[start]

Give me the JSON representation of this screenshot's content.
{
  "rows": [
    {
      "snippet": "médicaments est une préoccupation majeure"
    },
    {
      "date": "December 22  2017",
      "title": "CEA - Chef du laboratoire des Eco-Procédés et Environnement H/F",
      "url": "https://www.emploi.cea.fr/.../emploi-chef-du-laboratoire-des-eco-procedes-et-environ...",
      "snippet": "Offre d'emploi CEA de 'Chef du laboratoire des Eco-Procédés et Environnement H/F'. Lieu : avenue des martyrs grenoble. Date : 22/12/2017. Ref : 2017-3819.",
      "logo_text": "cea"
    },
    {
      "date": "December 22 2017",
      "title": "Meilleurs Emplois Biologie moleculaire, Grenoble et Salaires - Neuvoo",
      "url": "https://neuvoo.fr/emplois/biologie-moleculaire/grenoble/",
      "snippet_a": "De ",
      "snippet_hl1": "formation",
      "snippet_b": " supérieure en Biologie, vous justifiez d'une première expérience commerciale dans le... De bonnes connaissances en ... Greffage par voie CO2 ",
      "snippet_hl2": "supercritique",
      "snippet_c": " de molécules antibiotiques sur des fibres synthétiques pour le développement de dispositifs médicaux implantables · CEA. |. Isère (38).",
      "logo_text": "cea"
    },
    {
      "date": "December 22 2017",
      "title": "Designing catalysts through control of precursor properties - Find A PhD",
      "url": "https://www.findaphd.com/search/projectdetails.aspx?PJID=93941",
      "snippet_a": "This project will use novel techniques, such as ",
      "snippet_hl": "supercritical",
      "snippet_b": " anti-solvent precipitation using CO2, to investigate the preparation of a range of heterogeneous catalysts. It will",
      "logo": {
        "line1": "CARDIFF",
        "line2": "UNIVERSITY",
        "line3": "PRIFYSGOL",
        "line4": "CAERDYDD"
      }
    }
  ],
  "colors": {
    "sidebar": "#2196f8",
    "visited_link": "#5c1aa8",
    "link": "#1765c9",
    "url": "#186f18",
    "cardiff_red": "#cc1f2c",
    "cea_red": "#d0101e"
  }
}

[end]

Quote the material exactly, leaving nothing out.

Give me the JSON representation of this screenshot's content.
{
  "rows": [
    {
      "snippet": "médicaments est une préoccupation majeure"
    },
    {
      "date": "December 22  2017",
      "title": "CEA - Chef du laboratoire des Eco-Procédés et Environnement H/F",
      "url": "https://www.emploi.cea.fr/.../emploi-chef-du-laboratoire-des-eco-procedes-et-environ...",
      "snippet": "Offre d'emploi CEA de 'Chef du laboratoire des Eco-Procédés et Environnement H/F'. Lieu : avenue des martyrs grenoble. Date : 22/12/2017. Ref : 2017-3819.",
      "logo_text": "cea"
    },
    {
      "date": "December 22 2017",
      "title": "Meilleurs Emplois Biologie moleculaire, Grenoble et Salaires - Neuvoo",
      "url": "https://neuvoo.fr/emplois/biologie-moleculaire/grenoble/",
      "snippet_a": "De ",
      "snippet_hl1": "formation",
      "snippet_b": " supérieure en Biologie, vous justifiez d'une première expérience commerciale dans le... De bonnes connaissances en ... Greffage par voie CO2 ",
      "snippet_hl2": "supercritique",
      "snippet_c": " de molécules antibiotiques sur des fibres synthétiques pour le développement de dispositifs médicaux implantables · CEA. |. Isère (38).",
      "logo_text": "cea"
    },
    {
      "date": "December 22 2017",
      "title": "Designing catalysts through control of precursor properties - Find A PhD",
      "url": "https://www.findaphd.com/search/projectdetails.aspx?PJID=93941",
      "snippet_a": "This project will use novel techniques, such as ",
      "snippet_hl": "supercritical",
      "snippet_b": " anti-solvent precipitation using CO2, to investigate the preparation of a range of heterogeneous catalysts. It will",
      "logo": {
        "line1": "CARDIFF",
        "line2": "UNIVERSITY",
        "line3": "PRIFYSGOL",
        "line4": "CAERDYDD"
      }
    }
  ],
  "colors": {
    "sidebar": "#2196f8",
    "visited_link": "#5c1aa8",
    "link": "#1765c9",
    "url": "#186f18",
    "cardiff_red": "#cc1f2c",
    "cea_red": "#d0101e"
  }
}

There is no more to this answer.